[start TASK INPUTS]

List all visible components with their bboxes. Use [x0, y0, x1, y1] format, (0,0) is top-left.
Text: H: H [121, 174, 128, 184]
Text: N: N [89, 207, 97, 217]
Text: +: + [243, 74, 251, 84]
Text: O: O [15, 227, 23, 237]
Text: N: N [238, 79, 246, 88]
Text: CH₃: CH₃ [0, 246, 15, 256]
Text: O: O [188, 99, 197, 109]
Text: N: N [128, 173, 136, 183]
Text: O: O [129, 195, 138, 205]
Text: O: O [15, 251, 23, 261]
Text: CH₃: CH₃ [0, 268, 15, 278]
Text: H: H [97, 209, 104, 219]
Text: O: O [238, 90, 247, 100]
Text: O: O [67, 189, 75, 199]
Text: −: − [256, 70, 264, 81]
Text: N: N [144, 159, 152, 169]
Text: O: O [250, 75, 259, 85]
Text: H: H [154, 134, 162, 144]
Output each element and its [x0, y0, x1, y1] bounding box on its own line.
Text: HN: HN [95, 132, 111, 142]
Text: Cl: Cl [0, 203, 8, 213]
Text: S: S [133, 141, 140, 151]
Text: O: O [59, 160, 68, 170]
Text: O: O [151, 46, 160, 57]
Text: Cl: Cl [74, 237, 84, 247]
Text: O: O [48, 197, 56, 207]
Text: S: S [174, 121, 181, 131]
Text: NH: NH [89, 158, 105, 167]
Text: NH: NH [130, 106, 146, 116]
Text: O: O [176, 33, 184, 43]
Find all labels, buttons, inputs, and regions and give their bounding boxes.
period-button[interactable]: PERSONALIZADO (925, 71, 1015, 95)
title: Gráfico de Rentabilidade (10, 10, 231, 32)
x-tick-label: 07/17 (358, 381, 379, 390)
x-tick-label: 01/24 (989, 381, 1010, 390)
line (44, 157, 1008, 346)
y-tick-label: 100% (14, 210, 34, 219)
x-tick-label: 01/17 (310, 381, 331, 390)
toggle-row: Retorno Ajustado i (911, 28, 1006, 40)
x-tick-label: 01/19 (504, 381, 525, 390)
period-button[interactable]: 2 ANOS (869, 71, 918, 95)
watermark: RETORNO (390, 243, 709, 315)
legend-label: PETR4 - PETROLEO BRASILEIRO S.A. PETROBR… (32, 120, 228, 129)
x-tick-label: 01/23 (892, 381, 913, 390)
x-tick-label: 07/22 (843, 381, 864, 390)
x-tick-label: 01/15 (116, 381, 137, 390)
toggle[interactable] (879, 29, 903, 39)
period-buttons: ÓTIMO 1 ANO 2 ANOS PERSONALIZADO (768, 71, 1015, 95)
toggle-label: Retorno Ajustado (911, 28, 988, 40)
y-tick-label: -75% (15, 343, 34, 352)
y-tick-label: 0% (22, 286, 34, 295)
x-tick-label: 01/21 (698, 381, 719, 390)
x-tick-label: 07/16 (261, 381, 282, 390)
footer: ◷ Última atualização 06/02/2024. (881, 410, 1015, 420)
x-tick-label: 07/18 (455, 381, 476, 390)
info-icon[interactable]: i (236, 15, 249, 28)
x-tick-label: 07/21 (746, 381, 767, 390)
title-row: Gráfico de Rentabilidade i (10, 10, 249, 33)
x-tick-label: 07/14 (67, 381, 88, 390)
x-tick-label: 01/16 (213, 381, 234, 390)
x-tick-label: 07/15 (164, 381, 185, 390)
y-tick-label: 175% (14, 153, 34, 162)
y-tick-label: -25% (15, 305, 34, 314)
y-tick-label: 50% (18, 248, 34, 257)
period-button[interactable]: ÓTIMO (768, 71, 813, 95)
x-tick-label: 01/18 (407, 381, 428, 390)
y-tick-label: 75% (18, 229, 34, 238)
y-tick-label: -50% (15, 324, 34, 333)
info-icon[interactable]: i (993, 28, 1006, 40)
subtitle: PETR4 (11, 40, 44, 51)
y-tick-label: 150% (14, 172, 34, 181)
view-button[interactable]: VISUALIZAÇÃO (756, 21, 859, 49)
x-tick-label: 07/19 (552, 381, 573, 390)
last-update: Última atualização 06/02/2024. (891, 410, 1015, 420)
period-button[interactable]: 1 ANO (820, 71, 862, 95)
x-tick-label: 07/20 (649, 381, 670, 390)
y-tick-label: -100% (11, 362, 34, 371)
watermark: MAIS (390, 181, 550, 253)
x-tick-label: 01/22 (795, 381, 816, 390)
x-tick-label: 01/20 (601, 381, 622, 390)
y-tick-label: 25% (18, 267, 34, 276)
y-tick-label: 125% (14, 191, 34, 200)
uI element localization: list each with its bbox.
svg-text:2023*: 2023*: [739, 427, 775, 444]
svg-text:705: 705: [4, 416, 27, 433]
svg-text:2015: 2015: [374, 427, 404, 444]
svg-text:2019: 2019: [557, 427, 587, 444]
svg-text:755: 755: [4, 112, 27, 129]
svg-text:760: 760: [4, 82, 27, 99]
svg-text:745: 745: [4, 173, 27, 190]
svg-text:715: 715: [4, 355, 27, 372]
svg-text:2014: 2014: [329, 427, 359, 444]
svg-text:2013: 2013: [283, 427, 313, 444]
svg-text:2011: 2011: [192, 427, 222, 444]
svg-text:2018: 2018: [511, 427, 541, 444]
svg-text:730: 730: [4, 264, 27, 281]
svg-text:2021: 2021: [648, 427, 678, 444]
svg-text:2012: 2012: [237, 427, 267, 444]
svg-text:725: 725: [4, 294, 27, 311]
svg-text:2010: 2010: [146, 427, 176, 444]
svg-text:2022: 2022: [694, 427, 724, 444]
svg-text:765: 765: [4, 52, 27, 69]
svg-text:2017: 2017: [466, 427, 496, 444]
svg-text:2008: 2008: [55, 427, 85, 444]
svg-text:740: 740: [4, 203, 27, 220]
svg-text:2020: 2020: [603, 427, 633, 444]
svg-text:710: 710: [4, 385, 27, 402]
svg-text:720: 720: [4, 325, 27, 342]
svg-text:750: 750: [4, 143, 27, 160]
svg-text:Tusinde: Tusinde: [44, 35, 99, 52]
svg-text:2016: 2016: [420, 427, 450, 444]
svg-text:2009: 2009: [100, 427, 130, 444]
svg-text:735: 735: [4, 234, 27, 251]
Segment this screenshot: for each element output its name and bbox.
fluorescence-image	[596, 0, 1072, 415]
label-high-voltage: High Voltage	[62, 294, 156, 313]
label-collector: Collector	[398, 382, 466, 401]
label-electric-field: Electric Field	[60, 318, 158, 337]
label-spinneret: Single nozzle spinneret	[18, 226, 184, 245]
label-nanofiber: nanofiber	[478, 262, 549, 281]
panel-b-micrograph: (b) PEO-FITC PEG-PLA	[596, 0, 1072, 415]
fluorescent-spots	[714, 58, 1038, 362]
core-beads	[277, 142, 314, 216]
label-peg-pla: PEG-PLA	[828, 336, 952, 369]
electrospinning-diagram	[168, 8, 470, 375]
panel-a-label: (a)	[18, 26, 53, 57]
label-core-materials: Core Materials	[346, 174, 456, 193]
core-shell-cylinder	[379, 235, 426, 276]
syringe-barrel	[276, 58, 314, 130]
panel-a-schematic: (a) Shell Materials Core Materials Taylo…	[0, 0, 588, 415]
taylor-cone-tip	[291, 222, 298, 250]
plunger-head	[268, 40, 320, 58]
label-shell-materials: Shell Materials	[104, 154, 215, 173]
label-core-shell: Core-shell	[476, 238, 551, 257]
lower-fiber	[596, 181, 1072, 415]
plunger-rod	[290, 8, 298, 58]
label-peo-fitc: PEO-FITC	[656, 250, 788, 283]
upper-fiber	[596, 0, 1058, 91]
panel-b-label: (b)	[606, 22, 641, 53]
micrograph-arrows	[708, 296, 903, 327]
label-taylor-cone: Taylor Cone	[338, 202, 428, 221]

[end TASK INPUTS]

◆ JOB
Please revise the lines above by changing every "Retorno Ajustado" to "Adjusted Return". Leave everything else as it is.

◆ TASK RESULT
List all visible components with their bboxes. Use [x0, y0, x1, y1] format, (0,0) is top-left.
Text: H: H [121, 174, 128, 184]
Text: N: N [89, 207, 97, 217]
Text: +: + [243, 74, 251, 84]
Text: O: O [15, 227, 23, 237]
Text: N: N [238, 79, 246, 88]
Text: CH₃: CH₃ [0, 246, 15, 256]
Text: O: O [188, 99, 197, 109]
Text: N: N [128, 173, 136, 183]
Text: O: O [129, 195, 138, 205]
Text: O: O [15, 251, 23, 261]
Text: CH₃: CH₃ [0, 268, 15, 278]
Text: H: H [97, 209, 104, 219]
Text: O: O [238, 90, 247, 100]
Text: O: O [67, 189, 75, 199]
Text: −: − [256, 70, 264, 81]
Text: N: N [144, 159, 152, 169]
Text: O: O [250, 75, 259, 85]
Text: H: H [154, 134, 162, 144]
Output each element and its [x0, y0, x1, y1] bounding box on its own line.
Text: HN: HN [95, 132, 111, 142]
Text: Cl: Cl [0, 203, 8, 213]
Text: S: S [133, 141, 140, 151]
Text: O: O [59, 160, 68, 170]
Text: O: O [151, 46, 160, 57]
Text: Cl: Cl [74, 237, 84, 247]
Text: O: O [48, 197, 56, 207]
Text: S: S [174, 121, 181, 131]
Text: NH: NH [89, 158, 105, 167]
Text: NH: NH [130, 106, 146, 116]
Text: O: O [176, 33, 184, 43]
Find all labels, buttons, inputs, and regions and give their bounding boxes.
period-button[interactable]: PERSONALIZADO (925, 71, 1015, 95)
title: Gráfico de Rentabilidade (10, 10, 231, 32)
x-tick-label: 07/17 (358, 381, 379, 390)
x-tick-label: 01/24 (989, 381, 1010, 390)
line (44, 157, 1008, 346)
y-tick-label: 100% (14, 210, 34, 219)
x-tick-label: 01/17 (310, 381, 331, 390)
toggle-row: Adjusted Return i (911, 28, 1006, 40)
x-tick-label: 01/19 (504, 381, 525, 390)
period-button[interactable]: 2 ANOS (869, 71, 918, 95)
watermark: RETORNO (390, 243, 709, 315)
legend-label: PETR4 - PETROLEO BRASILEIRO S.A. PETROBR… (32, 120, 228, 129)
x-tick-label: 01/23 (892, 381, 913, 390)
x-tick-label: 07/22 (843, 381, 864, 390)
x-tick-label: 01/15 (116, 381, 137, 390)
toggle[interactable] (879, 29, 903, 39)
period-buttons: ÓTIMO 1 ANO 2 ANOS PERSONALIZADO (768, 71, 1015, 95)
toggle-label: Adjusted Return (911, 28, 988, 40)
y-tick-label: -75% (15, 343, 34, 352)
y-tick-label: 0% (22, 286, 34, 295)
x-tick-label: 01/21 (698, 381, 719, 390)
x-tick-label: 07/16 (261, 381, 282, 390)
footer: ◷ Última atualização 06/02/2024. (881, 410, 1015, 420)
x-tick-label: 07/18 (455, 381, 476, 390)
info-icon[interactable]: i (236, 15, 249, 28)
x-tick-label: 07/21 (746, 381, 767, 390)
title-row: Gráfico de Rentabilidade i (10, 10, 249, 33)
x-tick-label: 07/14 (67, 381, 88, 390)
x-tick-label: 01/16 (213, 381, 234, 390)
x-tick-label: 07/15 (164, 381, 185, 390)
y-tick-label: 175% (14, 153, 34, 162)
y-tick-label: -25% (15, 305, 34, 314)
y-tick-label: 50% (18, 248, 34, 257)
period-button[interactable]: ÓTIMO (768, 71, 813, 95)
x-tick-label: 01/18 (407, 381, 428, 390)
y-tick-label: 75% (18, 229, 34, 238)
y-tick-label: -50% (15, 324, 34, 333)
info-icon[interactable]: i (993, 28, 1006, 40)
subtitle: PETR4 (11, 40, 44, 51)
y-tick-label: 150% (14, 172, 34, 181)
view-button[interactable]: VISUALIZAÇÃO (756, 21, 859, 49)
x-tick-label: 07/19 (552, 381, 573, 390)
last-update: Última atualização 06/02/2024. (891, 410, 1015, 420)
period-button[interactable]: 1 ANO (820, 71, 862, 95)
x-tick-label: 07/20 (649, 381, 670, 390)
y-tick-label: -100% (11, 362, 34, 371)
watermark: MAIS (390, 181, 550, 253)
x-tick-label: 01/22 (795, 381, 816, 390)
x-tick-label: 01/20 (601, 381, 622, 390)
y-tick-label: 25% (18, 267, 34, 276)
y-tick-label: 125% (14, 191, 34, 200)
uI element localization: list each with its bbox.
svg-text:2023*: 2023*: [739, 427, 775, 444]
svg-text:705: 705: [4, 416, 27, 433]
svg-text:2015: 2015: [374, 427, 404, 444]
svg-text:2019: 2019: [557, 427, 587, 444]
svg-text:755: 755: [4, 112, 27, 129]
svg-text:760: 760: [4, 82, 27, 99]
svg-text:745: 745: [4, 173, 27, 190]
svg-text:715: 715: [4, 355, 27, 372]
svg-text:2014: 2014: [329, 427, 359, 444]
svg-text:2013: 2013: [283, 427, 313, 444]
svg-text:2011: 2011: [192, 427, 222, 444]
svg-text:2018: 2018: [511, 427, 541, 444]
svg-text:730: 730: [4, 264, 27, 281]
svg-text:2021: 2021: [648, 427, 678, 444]
svg-text:2012: 2012: [237, 427, 267, 444]
svg-text:725: 725: [4, 294, 27, 311]
svg-text:2010: 2010: [146, 427, 176, 444]
svg-text:2022: 2022: [694, 427, 724, 444]
svg-text:765: 765: [4, 52, 27, 69]
svg-text:2017: 2017: [466, 427, 496, 444]
svg-text:2008: 2008: [55, 427, 85, 444]
svg-text:740: 740: [4, 203, 27, 220]
svg-text:2020: 2020: [603, 427, 633, 444]
svg-text:710: 710: [4, 385, 27, 402]
svg-text:720: 720: [4, 325, 27, 342]
svg-text:750: 750: [4, 143, 27, 160]
svg-text:Tusinde: Tusinde: [44, 35, 99, 52]
svg-text:2016: 2016: [420, 427, 450, 444]
svg-text:2009: 2009: [100, 427, 130, 444]
svg-text:735: 735: [4, 234, 27, 251]
Segment this screenshot: for each element output its name and bbox.
fluorescence-image	[596, 0, 1072, 415]
label-high-voltage: High Voltage	[62, 294, 156, 313]
label-collector: Collector	[398, 382, 466, 401]
label-electric-field: Electric Field	[60, 318, 158, 337]
label-spinneret: Single nozzle spinneret	[18, 226, 184, 245]
label-nanofiber: nanofiber	[478, 262, 549, 281]
panel-b-micrograph: (b) PEO-FITC PEG-PLA	[596, 0, 1072, 415]
fluorescent-spots	[714, 58, 1038, 362]
core-beads	[277, 142, 314, 216]
label-peg-pla: PEG-PLA	[828, 336, 952, 369]
electrospinning-diagram	[168, 8, 470, 375]
panel-a-label: (a)	[18, 26, 53, 57]
label-core-materials: Core Materials	[346, 174, 456, 193]
core-shell-cylinder	[379, 235, 426, 276]
syringe-barrel	[276, 58, 314, 130]
panel-a-schematic: (a) Shell Materials Core Materials Taylo…	[0, 0, 588, 415]
taylor-cone-tip	[291, 222, 298, 250]
plunger-head	[268, 40, 320, 58]
label-shell-materials: Shell Materials	[104, 154, 215, 173]
label-core-shell: Core-shell	[476, 238, 551, 257]
lower-fiber	[596, 181, 1072, 415]
plunger-rod	[290, 8, 298, 58]
label-peo-fitc: PEO-FITC	[656, 250, 788, 283]
upper-fiber	[596, 0, 1058, 91]
panel-b-label: (b)	[606, 22, 641, 53]
micrograph-arrows	[708, 296, 903, 327]
label-taylor-cone: Taylor Cone	[338, 202, 428, 221]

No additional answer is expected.